→ DATASET ENTRIES
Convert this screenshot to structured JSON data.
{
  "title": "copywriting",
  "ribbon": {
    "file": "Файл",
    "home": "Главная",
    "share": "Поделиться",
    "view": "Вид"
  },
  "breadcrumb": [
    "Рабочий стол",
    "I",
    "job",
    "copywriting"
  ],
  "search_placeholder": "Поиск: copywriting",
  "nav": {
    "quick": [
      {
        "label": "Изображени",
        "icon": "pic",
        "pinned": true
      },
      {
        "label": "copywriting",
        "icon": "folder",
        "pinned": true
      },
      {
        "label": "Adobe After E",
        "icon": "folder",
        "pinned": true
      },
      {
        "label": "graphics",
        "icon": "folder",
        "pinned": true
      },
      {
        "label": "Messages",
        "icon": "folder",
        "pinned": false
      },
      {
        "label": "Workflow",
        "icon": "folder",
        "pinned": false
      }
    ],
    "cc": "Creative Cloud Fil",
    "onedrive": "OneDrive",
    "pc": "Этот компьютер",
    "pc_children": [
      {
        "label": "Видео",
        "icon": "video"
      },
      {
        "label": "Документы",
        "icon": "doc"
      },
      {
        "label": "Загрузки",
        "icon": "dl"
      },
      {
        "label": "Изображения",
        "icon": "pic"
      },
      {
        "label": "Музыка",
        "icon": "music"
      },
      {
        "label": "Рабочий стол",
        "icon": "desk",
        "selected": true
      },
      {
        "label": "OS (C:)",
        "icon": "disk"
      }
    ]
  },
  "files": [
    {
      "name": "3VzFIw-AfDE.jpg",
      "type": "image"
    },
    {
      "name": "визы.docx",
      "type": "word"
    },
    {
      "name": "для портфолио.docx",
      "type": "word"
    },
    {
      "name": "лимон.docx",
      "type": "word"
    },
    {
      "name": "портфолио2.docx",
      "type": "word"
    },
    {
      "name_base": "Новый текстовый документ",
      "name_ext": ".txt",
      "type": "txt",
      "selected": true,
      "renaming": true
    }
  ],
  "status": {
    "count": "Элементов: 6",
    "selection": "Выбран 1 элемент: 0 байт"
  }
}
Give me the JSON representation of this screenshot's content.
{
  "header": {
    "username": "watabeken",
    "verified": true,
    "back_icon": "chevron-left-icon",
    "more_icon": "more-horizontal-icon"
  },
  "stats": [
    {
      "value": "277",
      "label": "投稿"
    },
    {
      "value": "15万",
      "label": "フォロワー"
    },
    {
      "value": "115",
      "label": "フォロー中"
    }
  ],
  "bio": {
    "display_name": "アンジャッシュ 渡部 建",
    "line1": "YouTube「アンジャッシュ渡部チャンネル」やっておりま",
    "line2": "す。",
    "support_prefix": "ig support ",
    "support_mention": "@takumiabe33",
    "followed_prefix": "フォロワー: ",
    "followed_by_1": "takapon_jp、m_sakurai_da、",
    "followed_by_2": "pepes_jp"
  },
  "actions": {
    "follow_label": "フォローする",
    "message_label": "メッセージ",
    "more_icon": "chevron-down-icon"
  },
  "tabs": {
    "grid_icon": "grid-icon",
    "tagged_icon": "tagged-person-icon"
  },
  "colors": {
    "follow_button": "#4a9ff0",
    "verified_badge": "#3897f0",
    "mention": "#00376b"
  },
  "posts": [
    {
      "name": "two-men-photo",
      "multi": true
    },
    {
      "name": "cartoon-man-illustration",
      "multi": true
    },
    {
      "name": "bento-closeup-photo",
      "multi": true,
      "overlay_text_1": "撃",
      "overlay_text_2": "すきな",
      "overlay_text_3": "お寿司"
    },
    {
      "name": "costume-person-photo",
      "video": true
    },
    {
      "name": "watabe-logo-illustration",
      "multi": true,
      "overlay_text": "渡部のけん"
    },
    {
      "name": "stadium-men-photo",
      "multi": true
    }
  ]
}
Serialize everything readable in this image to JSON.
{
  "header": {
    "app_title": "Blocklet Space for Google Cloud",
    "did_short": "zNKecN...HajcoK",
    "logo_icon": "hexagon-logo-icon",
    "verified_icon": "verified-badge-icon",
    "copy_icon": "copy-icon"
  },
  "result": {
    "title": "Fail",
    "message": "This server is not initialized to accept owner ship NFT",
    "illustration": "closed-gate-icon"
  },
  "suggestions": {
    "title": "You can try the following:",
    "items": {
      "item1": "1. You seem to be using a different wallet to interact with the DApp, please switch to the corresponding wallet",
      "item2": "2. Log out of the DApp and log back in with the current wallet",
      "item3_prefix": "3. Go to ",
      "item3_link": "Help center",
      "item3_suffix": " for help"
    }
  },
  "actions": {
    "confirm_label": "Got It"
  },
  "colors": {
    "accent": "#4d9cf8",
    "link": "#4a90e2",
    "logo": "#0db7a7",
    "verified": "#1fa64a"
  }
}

→ WHAT YOU ARE ASKED TO DO
Give all of the entries again, word for word.

→ IN RESPONSE
Convert this screenshot to structured JSON data.
{
  "title": "copywriting",
  "ribbon": {
    "file": "Файл",
    "home": "Главная",
    "share": "Поделиться",
    "view": "Вид"
  },
  "breadcrumb": [
    "Рабочий стол",
    "I",
    "job",
    "copywriting"
  ],
  "search_placeholder": "Поиск: copywriting",
  "nav": {
    "quick": [
      {
        "label": "Изображени",
        "icon": "pic",
        "pinned": true
      },
      {
        "label": "copywriting",
        "icon": "folder",
        "pinned": true
      },
      {
        "label": "Adobe After E",
        "icon": "folder",
        "pinned": true
      },
      {
        "label": "graphics",
        "icon": "folder",
        "pinned": true
      },
      {
        "label": "Messages",
        "icon": "folder",
        "pinned": false
      },
      {
        "label": "Workflow",
        "icon": "folder",
        "pinned": false
      }
    ],
    "cc": "Creative Cloud Fil",
    "onedrive": "OneDrive",
    "pc": "Этот компьютер",
    "pc_children": [
      {
        "label": "Видео",
        "icon": "video"
      },
      {
        "label": "Документы",
        "icon": "doc"
      },
      {
        "label": "Загрузки",
        "icon": "dl"
      },
      {
        "label": "Изображения",
        "icon": "pic"
      },
      {
        "label": "Музыка",
        "icon": "music"
      },
      {
        "label": "Рабочий стол",
        "icon": "desk",
        "selected": true
      },
      {
        "label": "OS (C:)",
        "icon": "disk"
      }
    ]
  },
  "files": [
    {
      "name": "3VzFIw-AfDE.jpg",
      "type": "image"
    },
    {
      "name": "визы.docx",
      "type": "word"
    },
    {
      "name": "для портфолио.docx",
      "type": "word"
    },
    {
      "name": "лимон.docx",
      "type": "word"
    },
    {
      "name": "портфолио2.docx",
      "type": "word"
    },
    {
      "name_base": "Новый текстовый документ",
      "name_ext": ".txt",
      "type": "txt",
      "selected": true,
      "renaming": true
    }
  ],
  "status": {
    "count": "Элементов: 6",
    "selection": "Выбран 1 элемент: 0 байт"
  }
}
Give me the JSON representation of this screenshot's content.
{
  "header": {
    "username": "watabeken",
    "verified": true,
    "back_icon": "chevron-left-icon",
    "more_icon": "more-horizontal-icon"
  },
  "stats": [
    {
      "value": "277",
      "label": "投稿"
    },
    {
      "value": "15万",
      "label": "フォロワー"
    },
    {
      "value": "115",
      "label": "フォロー中"
    }
  ],
  "bio": {
    "display_name": "アンジャッシュ 渡部 建",
    "line1": "YouTube「アンジャッシュ渡部チャンネル」やっておりま",
    "line2": "す。",
    "support_prefix": "ig support ",
    "support_mention": "@takumiabe33",
    "followed_prefix": "フォロワー: ",
    "followed_by_1": "takapon_jp、m_sakurai_da、",
    "followed_by_2": "pepes_jp"
  },
  "actions": {
    "follow_label": "フォローする",
    "message_label": "メッセージ",
    "more_icon": "chevron-down-icon"
  },
  "tabs": {
    "grid_icon": "grid-icon",
    "tagged_icon": "tagged-person-icon"
  },
  "colors": {
    "follow_button": "#4a9ff0",
    "verified_badge": "#3897f0",
    "mention": "#00376b"
  },
  "posts": [
    {
      "name": "two-men-photo",
      "multi": true
    },
    {
      "name": "cartoon-man-illustration",
      "multi": true
    },
    {
      "name": "bento-closeup-photo",
      "multi": true,
      "overlay_text_1": "撃",
      "overlay_text_2": "すきな",
      "overlay_text_3": "お寿司"
    },
    {
      "name": "costume-person-photo",
      "video": true
    },
    {
      "name": "watabe-logo-illustration",
      "multi": true,
      "overlay_text": "渡部のけん"
    },
    {
      "name": "stadium-men-photo",
      "multi": true
    }
  ]
}
Serialize everything readable in this image to JSON.
{
  "header": {
    "app_title": "Blocklet Space for Google Cloud",
    "did_short": "zNKecN...HajcoK",
    "logo_icon": "hexagon-logo-icon",
    "verified_icon": "verified-badge-icon",
    "copy_icon": "copy-icon"
  },
  "result": {
    "title": "Fail",
    "message": "This server is not initialized to accept owner ship NFT",
    "illustration": "closed-gate-icon"
  },
  "suggestions": {
    "title": "You can try the following:",
    "items": {
      "item1": "1. You seem to be using a different wallet to interact with the DApp, please switch to the corresponding wallet",
      "item2": "2. Log out of the DApp and log back in with the current wallet",
      "item3_prefix": "3. Go to ",
      "item3_link": "Help center",
      "item3_suffix": " for help"
    }
  },
  "actions": {
    "confirm_label": "Got It"
  },
  "colors": {
    "accent": "#4d9cf8",
    "link": "#4a90e2",
    "logo": "#0db7a7",
    "verified": "#1fa64a"
  }
}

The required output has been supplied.